- [PROBLEM]:
Pull every line containing "name" from the entries.

Collection entries:
- - - - - - -

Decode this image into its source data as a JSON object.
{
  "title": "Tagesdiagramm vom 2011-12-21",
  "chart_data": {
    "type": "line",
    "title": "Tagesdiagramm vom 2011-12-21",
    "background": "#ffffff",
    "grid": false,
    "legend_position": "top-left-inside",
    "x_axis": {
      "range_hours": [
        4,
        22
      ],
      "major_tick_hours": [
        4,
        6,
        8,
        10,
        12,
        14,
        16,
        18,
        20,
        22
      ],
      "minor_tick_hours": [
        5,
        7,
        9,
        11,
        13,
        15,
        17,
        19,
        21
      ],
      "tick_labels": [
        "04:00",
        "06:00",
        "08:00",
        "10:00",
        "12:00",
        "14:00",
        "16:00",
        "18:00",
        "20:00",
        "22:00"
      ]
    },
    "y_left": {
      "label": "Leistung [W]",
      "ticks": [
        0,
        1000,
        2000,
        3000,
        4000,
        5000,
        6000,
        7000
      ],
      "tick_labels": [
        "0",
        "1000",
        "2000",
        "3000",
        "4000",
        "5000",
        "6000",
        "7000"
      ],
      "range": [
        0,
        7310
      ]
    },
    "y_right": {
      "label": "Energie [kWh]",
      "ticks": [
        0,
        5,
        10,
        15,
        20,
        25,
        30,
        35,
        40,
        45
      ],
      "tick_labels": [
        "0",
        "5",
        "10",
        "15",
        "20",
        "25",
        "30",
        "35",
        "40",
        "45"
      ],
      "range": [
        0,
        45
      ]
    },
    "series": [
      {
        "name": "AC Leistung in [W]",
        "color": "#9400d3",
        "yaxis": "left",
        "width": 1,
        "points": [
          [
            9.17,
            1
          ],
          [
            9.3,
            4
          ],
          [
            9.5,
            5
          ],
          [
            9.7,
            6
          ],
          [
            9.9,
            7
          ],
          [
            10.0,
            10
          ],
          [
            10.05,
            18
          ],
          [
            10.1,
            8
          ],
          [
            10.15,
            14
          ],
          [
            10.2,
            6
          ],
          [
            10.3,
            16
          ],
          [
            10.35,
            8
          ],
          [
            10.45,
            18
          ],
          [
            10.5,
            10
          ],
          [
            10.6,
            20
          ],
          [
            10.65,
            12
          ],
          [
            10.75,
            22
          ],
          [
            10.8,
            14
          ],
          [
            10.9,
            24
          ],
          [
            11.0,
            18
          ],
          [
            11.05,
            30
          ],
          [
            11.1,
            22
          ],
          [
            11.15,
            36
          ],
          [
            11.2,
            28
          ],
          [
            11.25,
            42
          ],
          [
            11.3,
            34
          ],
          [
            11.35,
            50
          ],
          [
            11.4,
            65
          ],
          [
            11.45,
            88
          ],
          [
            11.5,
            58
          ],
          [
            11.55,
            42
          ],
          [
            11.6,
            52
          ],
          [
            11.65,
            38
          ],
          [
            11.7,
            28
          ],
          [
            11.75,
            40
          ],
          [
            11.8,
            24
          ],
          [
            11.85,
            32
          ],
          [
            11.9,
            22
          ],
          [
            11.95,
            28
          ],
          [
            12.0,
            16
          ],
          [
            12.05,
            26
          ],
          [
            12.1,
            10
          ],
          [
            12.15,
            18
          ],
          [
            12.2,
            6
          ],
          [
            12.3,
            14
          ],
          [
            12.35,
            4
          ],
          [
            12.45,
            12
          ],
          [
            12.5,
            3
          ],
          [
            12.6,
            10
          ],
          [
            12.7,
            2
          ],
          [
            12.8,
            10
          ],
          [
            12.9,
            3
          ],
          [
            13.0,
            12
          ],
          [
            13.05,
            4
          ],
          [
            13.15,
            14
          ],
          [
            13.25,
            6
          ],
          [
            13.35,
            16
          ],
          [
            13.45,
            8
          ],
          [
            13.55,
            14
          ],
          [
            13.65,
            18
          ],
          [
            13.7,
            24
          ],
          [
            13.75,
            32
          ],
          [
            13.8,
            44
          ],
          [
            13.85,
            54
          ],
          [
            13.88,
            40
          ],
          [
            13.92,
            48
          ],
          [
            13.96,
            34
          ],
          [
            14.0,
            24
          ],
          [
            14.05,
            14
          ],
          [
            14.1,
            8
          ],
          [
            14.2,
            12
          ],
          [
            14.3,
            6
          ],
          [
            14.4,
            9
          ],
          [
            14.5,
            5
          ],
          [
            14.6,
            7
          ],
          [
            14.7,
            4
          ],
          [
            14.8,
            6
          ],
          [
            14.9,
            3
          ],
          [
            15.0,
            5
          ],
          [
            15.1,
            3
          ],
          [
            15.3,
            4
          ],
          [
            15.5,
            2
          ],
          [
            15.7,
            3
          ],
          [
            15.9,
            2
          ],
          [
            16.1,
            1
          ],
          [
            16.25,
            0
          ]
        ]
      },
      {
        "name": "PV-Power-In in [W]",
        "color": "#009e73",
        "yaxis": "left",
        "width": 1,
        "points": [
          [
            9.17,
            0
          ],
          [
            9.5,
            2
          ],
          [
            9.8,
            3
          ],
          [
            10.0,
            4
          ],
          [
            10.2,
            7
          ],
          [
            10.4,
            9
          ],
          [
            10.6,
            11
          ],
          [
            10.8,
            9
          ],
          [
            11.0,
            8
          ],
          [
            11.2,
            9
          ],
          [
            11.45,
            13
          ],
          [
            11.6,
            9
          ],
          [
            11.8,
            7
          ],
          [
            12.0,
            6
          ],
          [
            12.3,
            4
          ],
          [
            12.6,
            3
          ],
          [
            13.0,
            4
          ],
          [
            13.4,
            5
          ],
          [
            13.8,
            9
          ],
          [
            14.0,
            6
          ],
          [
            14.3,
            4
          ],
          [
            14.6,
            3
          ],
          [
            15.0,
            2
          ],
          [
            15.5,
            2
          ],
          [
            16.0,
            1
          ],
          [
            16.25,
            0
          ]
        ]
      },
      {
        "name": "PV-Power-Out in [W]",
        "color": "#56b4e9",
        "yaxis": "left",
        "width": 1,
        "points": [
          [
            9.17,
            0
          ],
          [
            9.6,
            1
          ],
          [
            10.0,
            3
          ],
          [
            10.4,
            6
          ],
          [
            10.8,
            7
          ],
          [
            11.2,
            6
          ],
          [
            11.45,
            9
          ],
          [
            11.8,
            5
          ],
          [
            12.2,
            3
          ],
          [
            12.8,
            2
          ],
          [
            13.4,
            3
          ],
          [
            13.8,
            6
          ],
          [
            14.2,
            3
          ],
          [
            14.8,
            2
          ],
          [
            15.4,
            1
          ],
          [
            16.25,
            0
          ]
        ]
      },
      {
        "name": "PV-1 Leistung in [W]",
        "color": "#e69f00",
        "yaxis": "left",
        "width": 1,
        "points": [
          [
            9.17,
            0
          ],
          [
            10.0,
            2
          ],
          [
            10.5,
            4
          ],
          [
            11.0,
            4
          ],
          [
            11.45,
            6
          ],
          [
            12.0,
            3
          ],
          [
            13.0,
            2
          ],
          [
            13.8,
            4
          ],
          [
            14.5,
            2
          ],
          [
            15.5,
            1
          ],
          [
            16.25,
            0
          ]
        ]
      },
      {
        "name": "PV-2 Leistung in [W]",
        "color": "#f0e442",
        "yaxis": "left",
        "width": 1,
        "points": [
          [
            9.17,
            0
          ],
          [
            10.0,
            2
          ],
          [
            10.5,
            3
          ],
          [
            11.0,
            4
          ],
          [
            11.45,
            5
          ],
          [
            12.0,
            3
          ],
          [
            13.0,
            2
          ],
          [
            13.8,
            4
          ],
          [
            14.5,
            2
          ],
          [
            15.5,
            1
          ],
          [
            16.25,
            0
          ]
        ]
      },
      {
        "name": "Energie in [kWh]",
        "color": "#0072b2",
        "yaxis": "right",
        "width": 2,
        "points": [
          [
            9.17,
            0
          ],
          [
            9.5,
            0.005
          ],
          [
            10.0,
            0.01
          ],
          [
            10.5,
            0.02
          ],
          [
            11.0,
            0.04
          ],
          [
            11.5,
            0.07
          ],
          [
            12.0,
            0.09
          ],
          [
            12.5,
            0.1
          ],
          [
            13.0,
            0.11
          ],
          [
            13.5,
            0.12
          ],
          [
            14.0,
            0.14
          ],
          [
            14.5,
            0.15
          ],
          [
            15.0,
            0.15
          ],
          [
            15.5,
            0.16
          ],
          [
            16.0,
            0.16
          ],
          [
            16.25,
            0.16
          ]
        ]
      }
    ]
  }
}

- - - - - - -

- [RESULT BELOW]:
        "name": "AC Leistung in [W]",
        "name": "PV-Power-In in [W]",
        "name": "PV-Power-Out in [W]",
        "name": "PV-1 Leistung in [W]",
        "name": "PV-2 Leistung in [W]",
        "name": "Energie in [kWh]",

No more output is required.